Noto cansancio entre los conciudadanos.
La obligatoriedad de la mascarilla como medida preventiva contra el coronavirus agota ya a muchos compatriotas. Y uno lo entiende. Todos preferiríamos hablar sin filtros, dejando salir el vaho y los vapores.
Pero… hay que contenerse.
Yo, siguiendo y parafraseando casi literalmente al marqués de Sade, les pediría un esfuerzo más.
Repitamos con Sade… Conciudadanos, un esfuerzo más si queréis permanecer sanos. “No vengo a ofreceros grandes ideas”, afirma el marqués. “Sólo advertencias comunes”.
¿Cuáles?
Respondamos con Sade. “Escuchadlas y meditad sobre ellas; aunque no todas agraden, por lo menos se aceptarán algunas”. Si se aceptan, “con esto habré contribuido en algo al progreso de las Luces y así quedaré conforme”.
Ea.
Me pasa lo que al marqués y no lo oculto en absoluto: observo con pena la lentitud con que tratamos de llegar a la meta. E insisto con Sade… Presiento con inquietud que estamos a punto de fracasar una vez más si la fortaleza de los conciudadanos se debilita.
¿Nos molesta la mascarilla?
Imaginad, compatriotas, un porvenir sin vacunas. Imaginad que nos tocara pasar dos o tres años sin el antídoto. El barbijo sería el mínimo embozo.
Para convenceros traeré un recuerdo.
De pequeños, a los niños de los años cincuenta y sesenta del siglo XX, nos inocularon abundantemente. La infancia era un pasar, sobrepasar obstáculos y peligros. Nos inyectaban vacunas contra todo tipo de enfermedades.
Y nosotros, amantes del progreso, admitíamos la bondad de esos tratamientos. Resignadamente aceptábamos ser unos privilegiados. Y éramos tal cosa.

“Imagina el mundo sin vacunas y sin penicilina”, me decía mi señor padre, un sanitario de mucho empeño y habilidad. “Imagina el mundo anterior al Dr. Fleming”, me insistía.
“Nos hemos librado de la fatalidad de las infecciones”, me aseguraba. Nos hemos librado de la temprana muerte, de la muerte escandalosa e inevitable.
Y yo, tan frágil (o eso me decían), celebraba haber nacido en el siglo XX. Suspiraba con alivio por haber sobrevivido a las asechanzas mórbidas que se cernían sobre la infancia.
La mascarilla era y es la mínima molestia que oponer a un descalabro general del que aún no hemos salido.
En este contexto, el barbijo es un cordón sanitario, como tantas veces en la historia.
Y es como el condón: nos protege de los fluidos y los aerosoles, nos asegura frente a enfermedades de transmisión oral, frente a las gotículas y frente a los ataques aéreos.
Esto requiere un Renacimiento. O un poco de conocimiento.
------------------------------------------------
Actividades ▸
a) En el artículo sobre la mascarilla, el barbijo se compara con el condón. Enumera todo aquello de lo que, según esa comparación, nos protege.
b) Reproduce sin cambios el pasaje del artículo sobre la mascarilla que va desde "En este contexto, el" hasta "poco de conocimiento.", ambos incluidos.

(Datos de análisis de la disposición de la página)
------------------------------------------------
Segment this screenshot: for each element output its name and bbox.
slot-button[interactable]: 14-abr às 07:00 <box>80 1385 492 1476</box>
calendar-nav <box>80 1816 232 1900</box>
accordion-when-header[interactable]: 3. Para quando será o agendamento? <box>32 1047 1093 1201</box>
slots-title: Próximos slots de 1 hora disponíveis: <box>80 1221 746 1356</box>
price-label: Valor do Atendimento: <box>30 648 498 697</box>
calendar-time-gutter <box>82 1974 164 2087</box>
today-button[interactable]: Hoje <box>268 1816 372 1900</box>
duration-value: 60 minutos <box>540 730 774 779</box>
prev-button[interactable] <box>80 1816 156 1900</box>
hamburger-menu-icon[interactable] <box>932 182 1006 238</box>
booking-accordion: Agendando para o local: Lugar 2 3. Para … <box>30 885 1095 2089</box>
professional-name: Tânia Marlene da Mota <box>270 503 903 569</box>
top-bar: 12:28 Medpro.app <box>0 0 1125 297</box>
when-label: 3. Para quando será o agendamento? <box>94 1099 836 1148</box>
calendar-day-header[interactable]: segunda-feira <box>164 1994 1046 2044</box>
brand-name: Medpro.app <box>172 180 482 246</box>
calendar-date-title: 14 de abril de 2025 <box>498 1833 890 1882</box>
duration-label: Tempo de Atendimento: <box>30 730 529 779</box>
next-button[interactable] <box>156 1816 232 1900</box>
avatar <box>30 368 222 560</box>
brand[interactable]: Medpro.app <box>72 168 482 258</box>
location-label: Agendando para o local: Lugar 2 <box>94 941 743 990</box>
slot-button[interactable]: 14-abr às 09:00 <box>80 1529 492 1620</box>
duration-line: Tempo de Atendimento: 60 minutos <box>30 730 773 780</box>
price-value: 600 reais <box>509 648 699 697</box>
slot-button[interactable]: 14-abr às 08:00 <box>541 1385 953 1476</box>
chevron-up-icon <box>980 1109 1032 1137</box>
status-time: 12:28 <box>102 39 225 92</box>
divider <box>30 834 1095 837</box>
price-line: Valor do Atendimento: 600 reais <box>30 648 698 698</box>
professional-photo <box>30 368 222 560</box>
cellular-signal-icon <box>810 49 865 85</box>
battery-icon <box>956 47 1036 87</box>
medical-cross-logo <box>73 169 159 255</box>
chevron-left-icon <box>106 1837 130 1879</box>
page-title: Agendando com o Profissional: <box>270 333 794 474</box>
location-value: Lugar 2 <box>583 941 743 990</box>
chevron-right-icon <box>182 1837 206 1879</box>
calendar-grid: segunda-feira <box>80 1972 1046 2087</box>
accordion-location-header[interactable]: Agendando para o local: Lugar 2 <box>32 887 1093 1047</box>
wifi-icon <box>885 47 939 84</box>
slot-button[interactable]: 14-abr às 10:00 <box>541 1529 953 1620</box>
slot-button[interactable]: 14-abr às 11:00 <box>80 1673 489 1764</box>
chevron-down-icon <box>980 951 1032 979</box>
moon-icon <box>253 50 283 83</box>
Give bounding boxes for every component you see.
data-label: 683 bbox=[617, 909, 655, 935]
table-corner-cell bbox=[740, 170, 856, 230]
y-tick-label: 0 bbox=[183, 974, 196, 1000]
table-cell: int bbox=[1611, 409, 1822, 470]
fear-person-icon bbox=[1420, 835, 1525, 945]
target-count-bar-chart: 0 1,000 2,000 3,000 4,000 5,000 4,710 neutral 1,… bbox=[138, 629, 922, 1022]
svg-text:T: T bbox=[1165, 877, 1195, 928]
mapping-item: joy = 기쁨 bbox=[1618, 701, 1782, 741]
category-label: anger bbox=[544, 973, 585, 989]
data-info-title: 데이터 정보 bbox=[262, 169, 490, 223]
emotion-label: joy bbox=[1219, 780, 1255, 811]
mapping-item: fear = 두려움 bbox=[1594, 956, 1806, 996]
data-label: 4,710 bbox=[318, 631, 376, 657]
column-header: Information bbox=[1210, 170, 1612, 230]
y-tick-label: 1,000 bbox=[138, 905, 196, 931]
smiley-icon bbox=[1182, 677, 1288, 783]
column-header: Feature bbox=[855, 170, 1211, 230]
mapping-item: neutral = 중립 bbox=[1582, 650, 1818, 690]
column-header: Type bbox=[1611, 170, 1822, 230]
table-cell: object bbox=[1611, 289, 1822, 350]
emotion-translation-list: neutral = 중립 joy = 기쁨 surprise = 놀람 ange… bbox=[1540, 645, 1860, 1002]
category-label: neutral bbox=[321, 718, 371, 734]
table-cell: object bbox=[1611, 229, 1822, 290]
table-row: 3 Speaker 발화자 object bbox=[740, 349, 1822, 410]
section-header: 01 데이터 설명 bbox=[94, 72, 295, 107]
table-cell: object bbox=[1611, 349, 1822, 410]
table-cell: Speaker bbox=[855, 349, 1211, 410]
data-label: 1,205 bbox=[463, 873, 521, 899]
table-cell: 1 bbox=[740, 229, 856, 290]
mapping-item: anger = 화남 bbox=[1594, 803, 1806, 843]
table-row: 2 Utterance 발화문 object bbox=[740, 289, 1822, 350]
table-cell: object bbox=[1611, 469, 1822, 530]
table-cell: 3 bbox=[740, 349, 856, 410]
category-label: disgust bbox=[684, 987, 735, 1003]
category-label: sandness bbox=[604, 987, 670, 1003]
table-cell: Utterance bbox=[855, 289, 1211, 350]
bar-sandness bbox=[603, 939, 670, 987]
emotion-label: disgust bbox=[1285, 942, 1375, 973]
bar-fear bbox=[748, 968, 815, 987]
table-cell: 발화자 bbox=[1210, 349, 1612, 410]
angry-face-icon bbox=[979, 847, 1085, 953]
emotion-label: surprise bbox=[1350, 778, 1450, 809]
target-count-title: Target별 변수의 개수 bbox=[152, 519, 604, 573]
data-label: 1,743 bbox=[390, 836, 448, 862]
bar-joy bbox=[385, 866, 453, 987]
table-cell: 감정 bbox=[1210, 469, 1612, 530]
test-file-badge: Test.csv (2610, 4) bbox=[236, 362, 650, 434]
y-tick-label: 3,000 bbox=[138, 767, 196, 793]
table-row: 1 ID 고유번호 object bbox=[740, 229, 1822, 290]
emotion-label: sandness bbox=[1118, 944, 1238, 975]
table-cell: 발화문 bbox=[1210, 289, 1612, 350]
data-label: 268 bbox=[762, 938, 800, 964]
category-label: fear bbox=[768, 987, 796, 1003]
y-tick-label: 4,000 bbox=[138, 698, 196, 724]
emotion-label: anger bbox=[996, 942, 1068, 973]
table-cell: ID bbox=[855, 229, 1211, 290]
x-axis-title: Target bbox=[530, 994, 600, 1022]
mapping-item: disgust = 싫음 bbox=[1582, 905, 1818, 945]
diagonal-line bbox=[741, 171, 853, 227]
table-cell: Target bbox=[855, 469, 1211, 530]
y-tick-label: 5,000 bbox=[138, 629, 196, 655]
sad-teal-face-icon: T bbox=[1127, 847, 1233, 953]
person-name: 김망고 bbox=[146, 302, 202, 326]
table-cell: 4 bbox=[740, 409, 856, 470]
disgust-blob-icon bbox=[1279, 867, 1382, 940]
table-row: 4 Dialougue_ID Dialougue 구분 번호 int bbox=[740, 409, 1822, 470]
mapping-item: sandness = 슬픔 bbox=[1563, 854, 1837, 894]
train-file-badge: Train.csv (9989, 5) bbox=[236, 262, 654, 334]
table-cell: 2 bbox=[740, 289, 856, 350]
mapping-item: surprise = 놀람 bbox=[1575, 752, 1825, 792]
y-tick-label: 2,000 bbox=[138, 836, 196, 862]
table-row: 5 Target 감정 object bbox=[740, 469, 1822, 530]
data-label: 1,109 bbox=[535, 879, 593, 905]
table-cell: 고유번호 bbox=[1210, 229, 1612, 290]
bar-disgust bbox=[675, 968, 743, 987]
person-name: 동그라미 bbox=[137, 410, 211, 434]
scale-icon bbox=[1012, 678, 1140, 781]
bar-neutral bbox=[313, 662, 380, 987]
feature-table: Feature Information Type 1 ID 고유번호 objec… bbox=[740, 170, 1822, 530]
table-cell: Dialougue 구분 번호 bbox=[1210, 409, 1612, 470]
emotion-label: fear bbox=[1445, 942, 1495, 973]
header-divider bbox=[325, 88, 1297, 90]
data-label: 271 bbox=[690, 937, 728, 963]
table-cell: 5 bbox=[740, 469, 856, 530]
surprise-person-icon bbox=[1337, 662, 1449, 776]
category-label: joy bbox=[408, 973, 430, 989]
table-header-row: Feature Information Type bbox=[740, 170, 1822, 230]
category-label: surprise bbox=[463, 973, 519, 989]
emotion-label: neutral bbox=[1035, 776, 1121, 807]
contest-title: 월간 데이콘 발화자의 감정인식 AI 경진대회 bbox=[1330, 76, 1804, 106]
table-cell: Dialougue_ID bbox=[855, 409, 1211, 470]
------------------------------------------------
Soluciones ▸
a) Los fluidos, los aerosoles, las enfermedades de transmisión oral, las gotículas y los ataques aéreos.

b)
En este contexto, el barbijo es un cordón sanitario, como tantas veces en la historia.
Y es como el condón: nos protege de los fluidos y los aerosoles, nos asegura frente a enfermedades de transmisión oral, frente a las gotículas y frente a los ataques aéreos.
Esto requiere un Renacimiento. O un poco de conocimiento.